=== Data provided ===

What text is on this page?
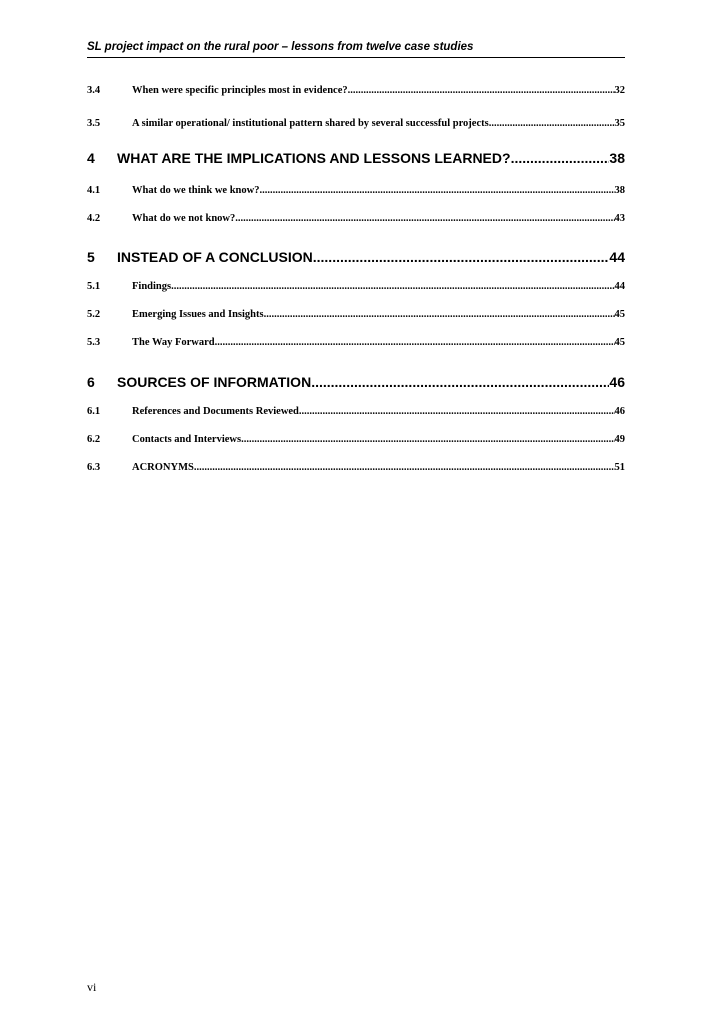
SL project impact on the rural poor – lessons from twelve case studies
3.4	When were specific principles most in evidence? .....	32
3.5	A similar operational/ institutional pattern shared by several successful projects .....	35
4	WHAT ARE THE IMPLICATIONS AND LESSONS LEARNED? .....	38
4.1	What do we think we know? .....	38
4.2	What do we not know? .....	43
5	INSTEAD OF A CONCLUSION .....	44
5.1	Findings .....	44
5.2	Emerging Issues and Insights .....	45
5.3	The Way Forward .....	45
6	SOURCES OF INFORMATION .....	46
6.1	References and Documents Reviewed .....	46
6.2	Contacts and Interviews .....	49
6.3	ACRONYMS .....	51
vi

===
=== Data provided ===

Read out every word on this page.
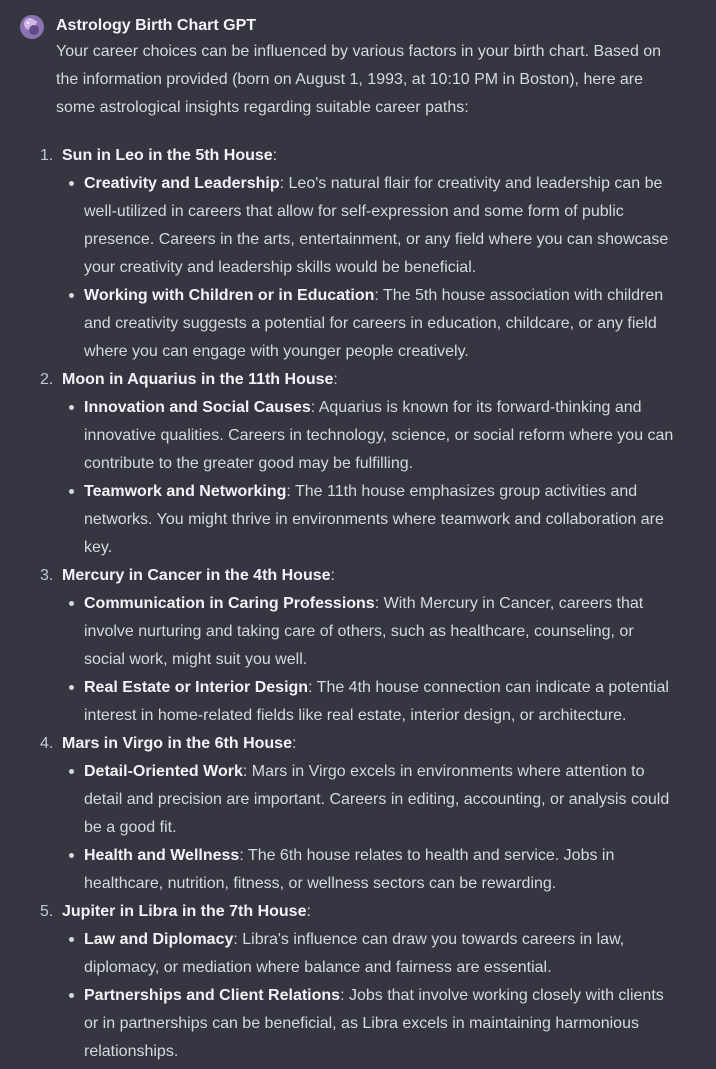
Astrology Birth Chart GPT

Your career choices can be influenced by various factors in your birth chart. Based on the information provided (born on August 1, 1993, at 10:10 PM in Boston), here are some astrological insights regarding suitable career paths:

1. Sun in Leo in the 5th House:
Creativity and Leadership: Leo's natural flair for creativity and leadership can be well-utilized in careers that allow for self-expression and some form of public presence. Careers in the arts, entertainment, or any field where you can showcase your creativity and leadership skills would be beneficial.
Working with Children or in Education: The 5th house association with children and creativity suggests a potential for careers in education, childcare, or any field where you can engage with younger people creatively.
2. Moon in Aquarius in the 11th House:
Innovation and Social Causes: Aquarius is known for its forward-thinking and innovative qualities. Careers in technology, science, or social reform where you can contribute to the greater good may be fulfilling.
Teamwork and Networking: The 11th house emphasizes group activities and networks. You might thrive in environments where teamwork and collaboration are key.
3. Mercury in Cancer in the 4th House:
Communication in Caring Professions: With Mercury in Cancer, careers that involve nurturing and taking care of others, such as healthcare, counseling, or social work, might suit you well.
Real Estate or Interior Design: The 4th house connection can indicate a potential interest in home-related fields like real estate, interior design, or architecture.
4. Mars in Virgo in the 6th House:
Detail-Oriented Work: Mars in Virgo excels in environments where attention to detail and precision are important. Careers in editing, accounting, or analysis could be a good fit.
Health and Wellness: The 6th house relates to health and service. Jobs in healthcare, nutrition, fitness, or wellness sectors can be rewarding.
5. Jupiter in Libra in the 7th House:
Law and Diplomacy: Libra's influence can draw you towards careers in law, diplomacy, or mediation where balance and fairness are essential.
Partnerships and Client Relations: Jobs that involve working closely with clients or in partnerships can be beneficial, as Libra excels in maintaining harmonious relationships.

===

Exercise objective :: Gather, from the listing above, every line carrying the word "Aquarius".

Exercise answer ::
2. Moon in Aquarius in the 11th House:
Innovation and Social Causes: Aquarius is known for its forward-thinking and innovative qualities. Careers in technology, science, or social reform where you can contribute to the greater good may be fulfilling.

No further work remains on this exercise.